Figure record extracts
____

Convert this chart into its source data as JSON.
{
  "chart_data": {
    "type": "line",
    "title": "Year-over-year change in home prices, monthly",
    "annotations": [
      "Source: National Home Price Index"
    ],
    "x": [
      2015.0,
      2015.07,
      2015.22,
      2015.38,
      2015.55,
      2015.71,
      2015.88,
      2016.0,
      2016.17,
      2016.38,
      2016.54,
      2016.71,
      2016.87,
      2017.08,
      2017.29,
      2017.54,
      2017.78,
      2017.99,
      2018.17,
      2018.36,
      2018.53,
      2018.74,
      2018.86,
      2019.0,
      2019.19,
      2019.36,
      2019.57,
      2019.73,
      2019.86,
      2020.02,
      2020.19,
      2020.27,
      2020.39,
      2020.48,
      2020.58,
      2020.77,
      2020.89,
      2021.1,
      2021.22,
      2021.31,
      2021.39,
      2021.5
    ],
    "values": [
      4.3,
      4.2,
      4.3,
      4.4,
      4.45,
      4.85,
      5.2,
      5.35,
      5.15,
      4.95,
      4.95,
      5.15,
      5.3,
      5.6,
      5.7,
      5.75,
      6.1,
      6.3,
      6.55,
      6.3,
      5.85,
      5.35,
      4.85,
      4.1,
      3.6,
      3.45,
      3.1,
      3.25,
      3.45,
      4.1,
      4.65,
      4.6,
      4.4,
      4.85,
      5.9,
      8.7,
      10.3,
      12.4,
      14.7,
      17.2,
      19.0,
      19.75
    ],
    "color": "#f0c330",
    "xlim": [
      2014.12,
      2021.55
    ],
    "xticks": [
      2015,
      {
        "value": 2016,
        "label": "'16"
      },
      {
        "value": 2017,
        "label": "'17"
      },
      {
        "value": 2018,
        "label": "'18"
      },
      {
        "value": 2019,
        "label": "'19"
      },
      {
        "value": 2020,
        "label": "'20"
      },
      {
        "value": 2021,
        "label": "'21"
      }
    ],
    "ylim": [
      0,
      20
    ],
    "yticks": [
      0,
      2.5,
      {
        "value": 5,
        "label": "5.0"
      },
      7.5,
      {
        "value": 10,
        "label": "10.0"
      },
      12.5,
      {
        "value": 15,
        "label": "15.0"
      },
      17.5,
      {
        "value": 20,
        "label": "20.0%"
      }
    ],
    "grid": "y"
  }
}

____

Reproduce every record, matching each line exactly.

Convert this chart into its source data as JSON.
{
  "chart_data": {
    "type": "line",
    "title": "Year-over-year change in home prices, monthly",
    "annotations": [
      "Source: National Home Price Index"
    ],
    "x": [
      2015.0,
      2015.07,
      2015.22,
      2015.38,
      2015.55,
      2015.71,
      2015.88,
      2016.0,
      2016.17,
      2016.38,
      2016.54,
      2016.71,
      2016.87,
      2017.08,
      2017.29,
      2017.54,
      2017.78,
      2017.99,
      2018.17,
      2018.36,
      2018.53,
      2018.74,
      2018.86,
      2019.0,
      2019.19,
      2019.36,
      2019.57,
      2019.73,
      2019.86,
      2020.02,
      2020.19,
      2020.27,
      2020.39,
      2020.48,
      2020.58,
      2020.77,
      2020.89,
      2021.1,
      2021.22,
      2021.31,
      2021.39,
      2021.5
    ],
    "values": [
      4.3,
      4.2,
      4.3,
      4.4,
      4.45,
      4.85,
      5.2,
      5.35,
      5.15,
      4.95,
      4.95,
      5.15,
      5.3,
      5.6,
      5.7,
      5.75,
      6.1,
      6.3,
      6.55,
      6.3,
      5.85,
      5.35,
      4.85,
      4.1,
      3.6,
      3.45,
      3.1,
      3.25,
      3.45,
      4.1,
      4.65,
      4.6,
      4.4,
      4.85,
      5.9,
      8.7,
      10.3,
      12.4,
      14.7,
      17.2,
      19.0,
      19.75
    ],
    "color": "#f0c330",
    "xlim": [
      2014.12,
      2021.55
    ],
    "xticks": [
      2015,
      {
        "value": 2016,
        "label": "'16"
      },
      {
        "value": 2017,
        "label": "'17"
      },
      {
        "value": 2018,
        "label": "'18"
      },
      {
        "value": 2019,
        "label": "'19"
      },
      {
        "value": 2020,
        "label": "'20"
      },
      {
        "value": 2021,
        "label": "'21"
      }
    ],
    "ylim": [
      0,
      20
    ],
    "yticks": [
      0,
      2.5,
      {
        "value": 5,
        "label": "5.0"
      },
      7.5,
      {
        "value": 10,
        "label": "10.0"
      },
      12.5,
      {
        "value": 15,
        "label": "15.0"
      },
      17.5,
      {
        "value": 20,
        "label": "20.0%"
      }
    ],
    "grid": "y"
  }
}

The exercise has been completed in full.